LAKE WORTH, FL. Brick Alley Tavern on Lake Worth Road was ordered shut down on May 27 after state inspectors documented roach and rodent activity at the 7366 Lake Worth Rd. location, triggering the facility's fourth emergency closure in roughly three years.

The Florida Department of Business and Professional Regulation ordered the tavern vacated by May 28. It reopened that same afternoon at 3:24 p.m., following a follow-up inspection that cleared all high-priority and intermediate violations.

What Inspectors Found on May 27

Brick Alley Tavern: Emergency Closure History

2023-10-04: Emergency ClosureRoach and fly activity. Reopen status not confirmed in state records.
2026-04-21: Emergency ClosureRoach activity. Reopened the following day, April 22.
2026-05-27: Emergency ClosureRoach and rodent activity. Ordered vacated by May 28. Reopened same day at 3:24 p.m.

The May 27 inspection produced four high-severity violations and one intermediate violation. The roach and rodent activity that triggered the closure was the most serious finding, but inspectors also cited the tavern for failing to post a consumer advisory for raw or undercooked foods on the menu.

A single-use items violation rounded out the intermediate findings. Inspectors documented that items designed for one-time use were being reused inside the kitchen.

The May 28 follow-up inspection found one remaining high-severity violation and one intermediate violation. A second inspection the same day cleared the facility entirely, allowing it to reopen.

What These Violations Mean

Roach and rodent activity in a food-service kitchen is among the narrowest categories that can trigger an immediate emergency closure under Florida law, and for clear reasons. Both cockroaches and rodents carry pathogens including Salmonella, E. coli, and Listeria, depositing them on food-contact surfaces, utensils, and stored ingredients simply by moving through a space. Customers eating food prepared in a kitchen with active pest activity have no way of knowing their meal has been exposed.

----------

• _WORK REQUEST_
Can you carry on the article about the Brick Alley Tavern closure, starting right after its last sentence?

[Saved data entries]
----------

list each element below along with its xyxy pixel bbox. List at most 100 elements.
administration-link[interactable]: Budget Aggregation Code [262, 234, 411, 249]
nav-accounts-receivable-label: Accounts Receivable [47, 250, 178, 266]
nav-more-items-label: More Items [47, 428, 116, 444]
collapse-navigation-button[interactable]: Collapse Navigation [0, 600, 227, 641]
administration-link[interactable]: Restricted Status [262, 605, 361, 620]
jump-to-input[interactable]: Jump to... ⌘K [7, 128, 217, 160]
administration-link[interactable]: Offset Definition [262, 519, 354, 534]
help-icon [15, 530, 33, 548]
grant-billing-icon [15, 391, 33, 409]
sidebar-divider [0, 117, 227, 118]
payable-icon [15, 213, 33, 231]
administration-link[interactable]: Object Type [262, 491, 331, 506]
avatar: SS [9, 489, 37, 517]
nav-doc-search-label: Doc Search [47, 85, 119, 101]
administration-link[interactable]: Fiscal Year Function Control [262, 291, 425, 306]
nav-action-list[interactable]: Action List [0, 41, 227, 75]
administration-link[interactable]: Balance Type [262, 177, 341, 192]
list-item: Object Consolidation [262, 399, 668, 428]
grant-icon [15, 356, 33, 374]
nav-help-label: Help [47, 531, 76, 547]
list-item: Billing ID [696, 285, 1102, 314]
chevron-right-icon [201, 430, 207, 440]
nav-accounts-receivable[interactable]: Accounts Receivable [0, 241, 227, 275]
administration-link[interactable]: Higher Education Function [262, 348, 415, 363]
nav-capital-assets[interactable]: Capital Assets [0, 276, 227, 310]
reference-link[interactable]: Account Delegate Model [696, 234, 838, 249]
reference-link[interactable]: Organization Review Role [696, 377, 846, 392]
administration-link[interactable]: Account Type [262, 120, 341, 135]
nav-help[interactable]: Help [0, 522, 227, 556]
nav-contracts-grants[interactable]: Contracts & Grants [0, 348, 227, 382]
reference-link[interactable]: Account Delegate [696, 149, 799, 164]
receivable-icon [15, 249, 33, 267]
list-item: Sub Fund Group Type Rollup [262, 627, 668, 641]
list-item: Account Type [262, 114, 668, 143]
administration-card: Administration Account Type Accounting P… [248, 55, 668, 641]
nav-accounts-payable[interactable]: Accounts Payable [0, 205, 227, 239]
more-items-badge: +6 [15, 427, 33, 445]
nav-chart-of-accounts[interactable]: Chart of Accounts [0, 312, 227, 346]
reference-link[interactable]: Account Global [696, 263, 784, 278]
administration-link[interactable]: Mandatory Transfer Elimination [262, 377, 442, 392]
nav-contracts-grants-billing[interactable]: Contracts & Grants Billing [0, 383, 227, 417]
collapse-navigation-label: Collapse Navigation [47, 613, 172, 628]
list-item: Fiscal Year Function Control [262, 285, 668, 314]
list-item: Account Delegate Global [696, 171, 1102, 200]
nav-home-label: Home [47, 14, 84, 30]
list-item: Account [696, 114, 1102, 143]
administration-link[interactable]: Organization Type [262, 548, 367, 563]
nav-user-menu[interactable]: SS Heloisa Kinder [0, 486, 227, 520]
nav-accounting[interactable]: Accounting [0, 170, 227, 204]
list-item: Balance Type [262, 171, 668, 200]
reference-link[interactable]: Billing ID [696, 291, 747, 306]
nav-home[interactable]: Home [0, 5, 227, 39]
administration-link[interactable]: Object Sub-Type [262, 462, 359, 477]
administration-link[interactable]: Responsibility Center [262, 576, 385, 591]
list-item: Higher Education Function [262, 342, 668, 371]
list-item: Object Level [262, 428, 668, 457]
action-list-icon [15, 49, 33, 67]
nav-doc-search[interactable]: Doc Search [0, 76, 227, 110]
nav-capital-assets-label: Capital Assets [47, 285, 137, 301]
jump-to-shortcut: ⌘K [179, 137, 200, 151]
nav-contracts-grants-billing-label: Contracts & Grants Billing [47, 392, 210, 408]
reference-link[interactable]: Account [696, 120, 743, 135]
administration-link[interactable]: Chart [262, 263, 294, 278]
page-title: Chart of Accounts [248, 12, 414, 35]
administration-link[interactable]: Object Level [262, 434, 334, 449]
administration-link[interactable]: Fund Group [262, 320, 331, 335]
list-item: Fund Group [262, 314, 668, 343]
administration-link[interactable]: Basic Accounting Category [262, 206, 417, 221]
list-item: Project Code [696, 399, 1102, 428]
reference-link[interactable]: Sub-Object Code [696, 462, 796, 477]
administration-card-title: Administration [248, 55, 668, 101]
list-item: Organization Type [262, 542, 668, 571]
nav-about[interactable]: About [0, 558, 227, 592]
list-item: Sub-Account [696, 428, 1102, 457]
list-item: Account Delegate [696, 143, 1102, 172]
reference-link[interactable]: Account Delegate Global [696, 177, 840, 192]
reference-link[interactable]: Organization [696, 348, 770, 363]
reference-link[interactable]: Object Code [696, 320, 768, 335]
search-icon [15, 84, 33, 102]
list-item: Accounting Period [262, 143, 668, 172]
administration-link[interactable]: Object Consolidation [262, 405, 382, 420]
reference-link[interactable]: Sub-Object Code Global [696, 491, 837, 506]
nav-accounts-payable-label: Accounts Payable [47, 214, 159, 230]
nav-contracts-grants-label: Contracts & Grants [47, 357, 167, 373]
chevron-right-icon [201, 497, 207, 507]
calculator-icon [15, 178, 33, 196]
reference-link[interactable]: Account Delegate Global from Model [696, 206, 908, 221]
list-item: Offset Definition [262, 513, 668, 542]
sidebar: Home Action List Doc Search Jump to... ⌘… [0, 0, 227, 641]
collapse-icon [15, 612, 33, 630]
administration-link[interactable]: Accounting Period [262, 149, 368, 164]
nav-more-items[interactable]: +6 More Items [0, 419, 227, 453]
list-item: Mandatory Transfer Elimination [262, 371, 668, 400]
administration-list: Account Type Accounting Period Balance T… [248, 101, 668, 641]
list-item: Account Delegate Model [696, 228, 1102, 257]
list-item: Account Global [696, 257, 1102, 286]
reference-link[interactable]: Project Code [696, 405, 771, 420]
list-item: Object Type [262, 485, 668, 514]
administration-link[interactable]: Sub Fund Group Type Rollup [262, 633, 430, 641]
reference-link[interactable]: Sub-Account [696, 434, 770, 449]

----------

• _RESPONSE AREA_
The rodent component of this closure adds a layer beyond the April 2026 shutdown, which involved roaches alone. Rodent droppings and urine contaminate surfaces in ways that are not visible and not eliminated by standard wiping. A kitchen operating with both roach and rodent activity simultaneously represents compounding contamination routes.

The consumer advisory violation, while not a closure trigger on its own, carries its own risk. Florida requires restaurants serving raw or undercooked proteins, including items like rare burgers, raw oysters, or undercooked eggs, to post a written advisory on the menu so that customers with compromised immune systems, pregnant women, elderly diners, and young children can make an informed choice. Without that notice, those customers have no way to weigh the risk before ordering.

Reusing single-use items, the intermediate violation, creates contamination risk because those items, whether gloves, foil, or disposable cups, are not designed to maintain a sterile barrier after initial contact. Reusing them transfers whatever contamination they picked up during first use directly onto the next surface or food item they touch.

The Pattern Behind the Closure

This was not a first offense, or even a second. State records show Brick Alley Tavern has accumulated 179 violations across 37 inspections on record, and this closure was the third confirmed emergency shutdown at the location, with a fourth from October 2023 whose reopen status was never confirmed in state records.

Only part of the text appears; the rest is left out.